• Exercise task
Omit every picture and return the rest of the data unaltered.

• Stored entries
START

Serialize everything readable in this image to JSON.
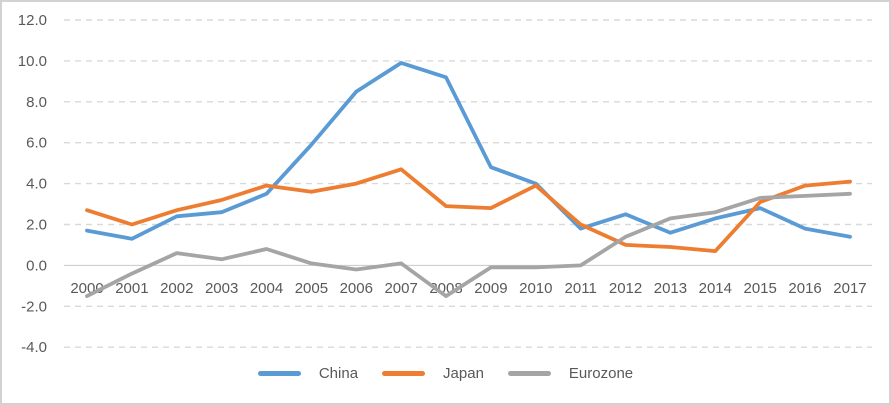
{
  "chart_data": {
    "type": "line",
    "title": "",
    "x": [
      "2000",
      "2001",
      "2002",
      "2003",
      "2004",
      "2005",
      "2006",
      "2007",
      "2008",
      "2009",
      "2010",
      "2011",
      "2012",
      "2013",
      "2014",
      "2015",
      "2016",
      "2017"
    ],
    "series": [
      {
        "name": "China",
        "color": "#5B9BD5",
        "values": [
          1.7,
          1.3,
          2.4,
          2.6,
          3.5,
          5.9,
          8.5,
          9.9,
          9.2,
          4.8,
          4.0,
          1.8,
          2.5,
          1.6,
          2.3,
          2.8,
          1.8,
          1.4
        ]
      },
      {
        "name": "Japan",
        "color": "#ED7D31",
        "values": [
          2.7,
          2.0,
          2.7,
          3.2,
          3.9,
          3.6,
          4.0,
          4.7,
          2.9,
          2.8,
          3.9,
          2.0,
          1.0,
          0.9,
          0.7,
          3.1,
          3.9,
          4.1
        ]
      },
      {
        "name": "Eurozone",
        "color": "#A5A5A5",
        "values": [
          -1.5,
          -0.4,
          0.6,
          0.3,
          0.8,
          0.1,
          -0.2,
          0.1,
          -1.5,
          -0.1,
          -0.1,
          0.0,
          1.4,
          2.3,
          2.6,
          3.3,
          3.4,
          3.5
        ]
      }
    ],
    "y_ticks": [
      {
        "value": 12,
        "label": "12.0"
      },
      {
        "value": 10,
        "label": "10.0"
      },
      {
        "value": 8,
        "label": "8.0"
      },
      {
        "value": 6,
        "label": "6.0"
      },
      {
        "value": 4,
        "label": "4.0"
      },
      {
        "value": 2,
        "label": "2.0"
      },
      {
        "value": 0,
        "label": "0.0"
      },
      {
        "value": -2,
        "label": "-2.0"
      },
      {
        "value": -4,
        "label": "-4.0"
      }
    ],
    "ylim": [
      -4,
      12
    ],
    "xlabel": "",
    "ylabel": "",
    "grid": "horizontal-dashed",
    "legend_position": "bottom-center",
    "styles": {
      "axis_text_color": "#595959",
      "gridline_color": "#D9D9D9",
      "zero_line_color": "#C8C8C8",
      "frame_border_color": "#D2D2D2",
      "background_color": "#FFFFFF"
    }
  }
}
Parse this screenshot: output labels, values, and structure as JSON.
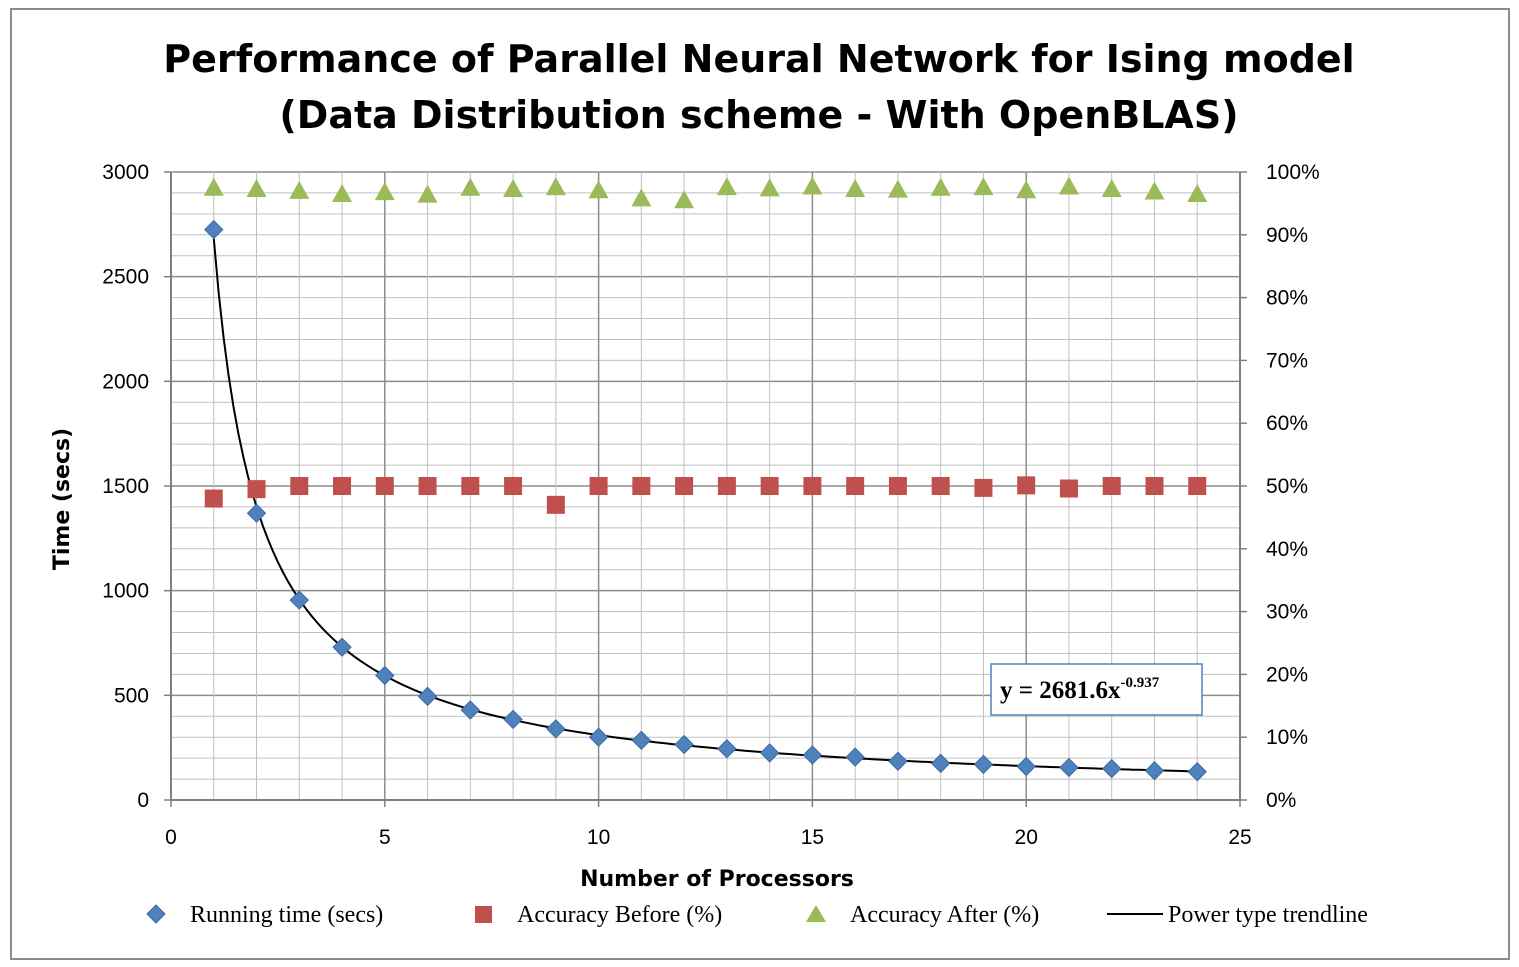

END

• Full solution
Serialize everything readable in this image to JSON.
{
  "chart_data": {
    "type": "line",
    "title": "",
    "x": [
      "2000",
      "2001",
      "2002",
      "2003",
      "2004",
      "2005",
      "2006",
      "2007",
      "2008",
      "2009",
      "2010",
      "2011",
      "2012",
      "2013",
      "2014",
      "2015",
      "2016",
      "2017"
    ],
    "series": [
      {
        "name": "China",
        "color": "#5B9BD5",
        "values": [
          1.7,
          1.3,
          2.4,
          2.6,
          3.5,
          5.9,
          8.5,
          9.9,
          9.2,
          4.8,
          4.0,
          1.8,
          2.5,
          1.6,
          2.3,
          2.8,
          1.8,
          1.4
        ]
      },
      {
        "name": "Japan",
        "color": "#ED7D31",
        "values": [
          2.7,
          2.0,
          2.7,
          3.2,
          3.9,
          3.6,
          4.0,
          4.7,
          2.9,
          2.8,
          3.9,
          2.0,
          1.0,
          0.9,
          0.7,
          3.1,
          3.9,
          4.1
        ]
      },
      {
        "name": "Eurozone",
        "color": "#A5A5A5",
        "values": [
          -1.5,
          -0.4,
          0.6,
          0.3,
          0.8,
          0.1,
          -0.2,
          0.1,
          -1.5,
          -0.1,
          -0.1,
          0.0,
          1.4,
          2.3,
          2.6,
          3.3,
          3.4,
          3.5
        ]
      }
    ],
    "y_ticks": [
      {
        "value": 12,
        "label": "12.0"
      },
      {
        "value": 10,
        "label": "10.0"
      },
      {
        "value": 8,
        "label": "8.0"
      },
      {
        "value": 6,
        "label": "6.0"
      },
      {
        "value": 4,
        "label": "4.0"
      },
      {
        "value": 2,
        "label": "2.0"
      },
      {
        "value": 0,
        "label": "0.0"
      },
      {
        "value": -2,
        "label": "-2.0"
      },
      {
        "value": -4,
        "label": "-4.0"
      }
    ],
    "ylim": [
      -4,
      12
    ],
    "xlabel": "",
    "ylabel": "",
    "grid": "horizontal-dashed",
    "legend_position": "bottom-center",
    "styles": {
      "axis_text_color": "#595959",
      "gridline_color": "#D9D9D9",
      "zero_line_color": "#C8C8C8",
      "frame_border_color": "#D2D2D2",
      "background_color": "#FFFFFF"
    }
  }
}
Parse this screenshot: output labels, values, and structure as JSON.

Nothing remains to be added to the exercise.